Find the string "Ride" in the records. Copy every line it appears in.

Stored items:
┌────────
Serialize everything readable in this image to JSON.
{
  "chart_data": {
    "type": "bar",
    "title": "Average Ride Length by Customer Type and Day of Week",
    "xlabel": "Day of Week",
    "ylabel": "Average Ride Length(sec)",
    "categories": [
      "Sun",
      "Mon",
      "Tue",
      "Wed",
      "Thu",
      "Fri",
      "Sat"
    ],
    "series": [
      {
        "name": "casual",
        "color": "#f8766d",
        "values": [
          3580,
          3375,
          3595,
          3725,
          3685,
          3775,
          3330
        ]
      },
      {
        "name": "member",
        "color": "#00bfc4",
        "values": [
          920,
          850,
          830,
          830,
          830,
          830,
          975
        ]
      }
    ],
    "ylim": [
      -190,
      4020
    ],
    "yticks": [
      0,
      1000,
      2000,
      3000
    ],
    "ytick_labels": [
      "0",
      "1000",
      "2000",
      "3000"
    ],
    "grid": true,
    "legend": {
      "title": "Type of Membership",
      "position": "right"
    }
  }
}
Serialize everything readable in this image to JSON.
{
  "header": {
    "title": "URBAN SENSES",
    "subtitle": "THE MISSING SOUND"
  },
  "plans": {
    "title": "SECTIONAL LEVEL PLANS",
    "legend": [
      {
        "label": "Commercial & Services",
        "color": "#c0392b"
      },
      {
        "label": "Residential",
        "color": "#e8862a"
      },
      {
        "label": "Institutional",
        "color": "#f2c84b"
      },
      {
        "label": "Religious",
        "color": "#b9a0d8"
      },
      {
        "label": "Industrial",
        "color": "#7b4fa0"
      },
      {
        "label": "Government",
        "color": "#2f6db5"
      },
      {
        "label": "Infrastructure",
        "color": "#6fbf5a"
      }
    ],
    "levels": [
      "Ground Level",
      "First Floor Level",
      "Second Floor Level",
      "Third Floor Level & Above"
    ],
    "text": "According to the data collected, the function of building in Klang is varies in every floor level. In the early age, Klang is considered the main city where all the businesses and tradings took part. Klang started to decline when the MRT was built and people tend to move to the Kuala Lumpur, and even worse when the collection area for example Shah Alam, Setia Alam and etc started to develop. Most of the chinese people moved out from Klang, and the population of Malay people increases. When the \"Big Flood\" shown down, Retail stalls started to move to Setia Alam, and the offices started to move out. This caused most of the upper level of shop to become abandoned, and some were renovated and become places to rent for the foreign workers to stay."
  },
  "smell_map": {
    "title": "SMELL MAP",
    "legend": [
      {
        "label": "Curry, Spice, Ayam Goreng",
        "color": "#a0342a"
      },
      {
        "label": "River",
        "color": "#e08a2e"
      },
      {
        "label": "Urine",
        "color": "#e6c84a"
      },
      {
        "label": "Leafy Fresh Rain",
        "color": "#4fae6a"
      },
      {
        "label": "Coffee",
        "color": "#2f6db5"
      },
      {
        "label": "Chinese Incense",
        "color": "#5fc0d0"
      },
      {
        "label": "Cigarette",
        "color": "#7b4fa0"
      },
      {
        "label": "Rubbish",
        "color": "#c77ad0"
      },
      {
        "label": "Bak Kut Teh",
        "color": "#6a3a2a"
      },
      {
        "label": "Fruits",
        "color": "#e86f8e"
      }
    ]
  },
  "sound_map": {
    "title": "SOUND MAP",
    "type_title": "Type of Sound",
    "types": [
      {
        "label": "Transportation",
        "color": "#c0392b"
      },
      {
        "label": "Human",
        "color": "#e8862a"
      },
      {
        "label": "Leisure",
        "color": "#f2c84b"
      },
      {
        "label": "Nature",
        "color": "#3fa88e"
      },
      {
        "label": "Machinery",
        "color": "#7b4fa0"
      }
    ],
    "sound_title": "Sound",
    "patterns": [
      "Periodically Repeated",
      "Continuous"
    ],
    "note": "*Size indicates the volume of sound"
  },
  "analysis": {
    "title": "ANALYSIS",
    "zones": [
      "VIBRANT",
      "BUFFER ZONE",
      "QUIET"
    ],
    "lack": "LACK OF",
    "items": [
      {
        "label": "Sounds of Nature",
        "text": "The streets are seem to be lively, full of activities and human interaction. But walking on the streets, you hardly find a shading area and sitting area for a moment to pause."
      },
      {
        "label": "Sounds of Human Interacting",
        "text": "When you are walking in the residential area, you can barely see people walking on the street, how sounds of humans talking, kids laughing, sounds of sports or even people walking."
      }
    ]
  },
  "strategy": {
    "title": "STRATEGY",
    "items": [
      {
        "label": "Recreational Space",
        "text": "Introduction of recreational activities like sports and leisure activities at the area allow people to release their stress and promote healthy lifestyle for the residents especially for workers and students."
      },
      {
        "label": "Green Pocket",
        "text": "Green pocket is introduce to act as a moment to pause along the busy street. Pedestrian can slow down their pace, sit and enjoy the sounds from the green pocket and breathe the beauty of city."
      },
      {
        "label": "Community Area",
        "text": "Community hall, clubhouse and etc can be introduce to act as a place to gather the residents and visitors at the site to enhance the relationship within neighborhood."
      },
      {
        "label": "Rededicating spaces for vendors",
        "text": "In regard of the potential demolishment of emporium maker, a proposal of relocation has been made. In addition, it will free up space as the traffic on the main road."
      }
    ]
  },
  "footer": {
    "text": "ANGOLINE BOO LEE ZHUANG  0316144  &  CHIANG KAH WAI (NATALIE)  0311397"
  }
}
└────────
> **Full output**:
    "title": "Average Ride Length by Customer Type and Day of Week",
    "ylabel": "Average Ride Length(sec)",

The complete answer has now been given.